Data listing start
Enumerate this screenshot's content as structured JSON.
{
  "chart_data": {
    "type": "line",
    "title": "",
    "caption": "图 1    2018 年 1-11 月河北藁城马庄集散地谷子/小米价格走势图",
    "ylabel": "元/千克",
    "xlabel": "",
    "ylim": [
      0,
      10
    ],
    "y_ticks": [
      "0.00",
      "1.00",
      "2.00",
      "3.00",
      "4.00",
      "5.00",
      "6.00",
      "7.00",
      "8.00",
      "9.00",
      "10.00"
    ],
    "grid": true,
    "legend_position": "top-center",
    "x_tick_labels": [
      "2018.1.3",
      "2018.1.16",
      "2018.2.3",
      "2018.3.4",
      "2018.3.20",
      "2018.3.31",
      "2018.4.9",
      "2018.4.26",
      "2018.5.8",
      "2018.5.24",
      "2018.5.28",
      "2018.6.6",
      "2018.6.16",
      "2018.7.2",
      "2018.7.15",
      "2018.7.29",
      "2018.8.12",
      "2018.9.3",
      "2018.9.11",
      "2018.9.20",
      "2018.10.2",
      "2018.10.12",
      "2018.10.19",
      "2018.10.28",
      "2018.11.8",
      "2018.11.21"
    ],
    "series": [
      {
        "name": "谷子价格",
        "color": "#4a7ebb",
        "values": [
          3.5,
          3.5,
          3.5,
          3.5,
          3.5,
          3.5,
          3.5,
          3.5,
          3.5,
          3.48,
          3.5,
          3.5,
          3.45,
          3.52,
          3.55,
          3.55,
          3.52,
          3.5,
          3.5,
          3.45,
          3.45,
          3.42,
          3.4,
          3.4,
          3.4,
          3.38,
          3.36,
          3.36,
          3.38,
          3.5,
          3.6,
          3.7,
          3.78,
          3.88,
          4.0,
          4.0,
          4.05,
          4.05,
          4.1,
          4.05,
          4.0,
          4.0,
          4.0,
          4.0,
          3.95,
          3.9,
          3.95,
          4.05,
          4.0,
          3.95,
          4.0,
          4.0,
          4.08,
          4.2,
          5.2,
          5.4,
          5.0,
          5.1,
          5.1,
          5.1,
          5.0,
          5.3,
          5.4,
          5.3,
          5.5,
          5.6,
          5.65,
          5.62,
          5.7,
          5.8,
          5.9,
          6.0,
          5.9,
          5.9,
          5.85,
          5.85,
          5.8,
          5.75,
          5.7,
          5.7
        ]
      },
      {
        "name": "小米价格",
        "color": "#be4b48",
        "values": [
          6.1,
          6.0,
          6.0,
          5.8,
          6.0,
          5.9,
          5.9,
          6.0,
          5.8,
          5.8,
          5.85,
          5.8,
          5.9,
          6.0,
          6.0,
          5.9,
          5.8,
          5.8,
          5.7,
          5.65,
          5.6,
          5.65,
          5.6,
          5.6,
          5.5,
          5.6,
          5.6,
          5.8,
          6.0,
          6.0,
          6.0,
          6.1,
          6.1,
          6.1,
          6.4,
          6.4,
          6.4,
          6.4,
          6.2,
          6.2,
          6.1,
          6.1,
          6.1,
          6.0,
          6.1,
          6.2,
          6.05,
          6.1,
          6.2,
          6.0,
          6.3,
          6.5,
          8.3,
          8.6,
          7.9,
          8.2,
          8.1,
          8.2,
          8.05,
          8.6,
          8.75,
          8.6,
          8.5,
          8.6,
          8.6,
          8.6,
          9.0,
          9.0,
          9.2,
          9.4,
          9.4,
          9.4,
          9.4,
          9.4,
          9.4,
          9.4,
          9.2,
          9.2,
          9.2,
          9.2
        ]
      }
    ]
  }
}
Data listing end
### Your objective
Quote all the records. Keep every word exact.

### Completed task
Enumerate this screenshot's content as structured JSON.
{
  "chart_data": {
    "type": "line",
    "title": "",
    "caption": "图 1    2018 年 1-11 月河北藁城马庄集散地谷子/小米价格走势图",
    "ylabel": "元/千克",
    "xlabel": "",
    "ylim": [
      0,
      10
    ],
    "y_ticks": [
      "0.00",
      "1.00",
      "2.00",
      "3.00",
      "4.00",
      "5.00",
      "6.00",
      "7.00",
      "8.00",
      "9.00",
      "10.00"
    ],
    "grid": true,
    "legend_position": "top-center",
    "x_tick_labels": [
      "2018.1.3",
      "2018.1.16",
      "2018.2.3",
      "2018.3.4",
      "2018.3.20",
      "2018.3.31",
      "2018.4.9",
      "2018.4.26",
      "2018.5.8",
      "2018.5.24",
      "2018.5.28",
      "2018.6.6",
      "2018.6.16",
      "2018.7.2",
      "2018.7.15",
      "2018.7.29",
      "2018.8.12",
      "2018.9.3",
      "2018.9.11",
      "2018.9.20",
      "2018.10.2",
      "2018.10.12",
      "2018.10.19",
      "2018.10.28",
      "2018.11.8",
      "2018.11.21"
    ],
    "series": [
      {
        "name": "谷子价格",
        "color": "#4a7ebb",
        "values": [
          3.5,
          3.5,
          3.5,
          3.5,
          3.5,
          3.5,
          3.5,
          3.5,
          3.5,
          3.48,
          3.5,
          3.5,
          3.45,
          3.52,
          3.55,
          3.55,
          3.52,
          3.5,
          3.5,
          3.45,
          3.45,
          3.42,
          3.4,
          3.4,
          3.4,
          3.38,
          3.36,
          3.36,
          3.38,
          3.5,
          3.6,
          3.7,
          3.78,
          3.88,
          4.0,
          4.0,
          4.05,
          4.05,
          4.1,
          4.05,
          4.0,
          4.0,
          4.0,
          4.0,
          3.95,
          3.9,
          3.95,
          4.05,
          4.0,
          3.95,
          4.0,
          4.0,
          4.08,
          4.2,
          5.2,
          5.4,
          5.0,
          5.1,
          5.1,
          5.1,
          5.0,
          5.3,
          5.4,
          5.3,
          5.5,
          5.6,
          5.65,
          5.62,
          5.7,
          5.8,
          5.9,
          6.0,
          5.9,
          5.9,
          5.85,
          5.85,
          5.8,
          5.75,
          5.7,
          5.7
        ]
      },
      {
        "name": "小米价格",
        "color": "#be4b48",
        "values": [
          6.1,
          6.0,
          6.0,
          5.8,
          6.0,
          5.9,
          5.9,
          6.0,
          5.8,
          5.8,
          5.85,
          5.8,
          5.9,
          6.0,
          6.0,
          5.9,
          5.8,
          5.8,
          5.7,
          5.65,
          5.6,
          5.65,
          5.6,
          5.6,
          5.5,
          5.6,
          5.6,
          5.8,
          6.0,
          6.0,
          6.0,
          6.1,
          6.1,
          6.1,
          6.4,
          6.4,
          6.4,
          6.4,
          6.2,
          6.2,
          6.1,
          6.1,
          6.1,
          6.0,
          6.1,
          6.2,
          6.05,
          6.1,
          6.2,
          6.0,
          6.3,
          6.5,
          8.3,
          8.6,
          7.9,
          8.2,
          8.1,
          8.2,
          8.05,
          8.6,
          8.75,
          8.6,
          8.5,
          8.6,
          8.6,
          8.6,
          9.0,
          9.0,
          9.2,
          9.4,
          9.4,
          9.4,
          9.4,
          9.4,
          9.4,
          9.4,
          9.2,
          9.2,
          9.2,
          9.2
        ]
      }
    ]
  }
}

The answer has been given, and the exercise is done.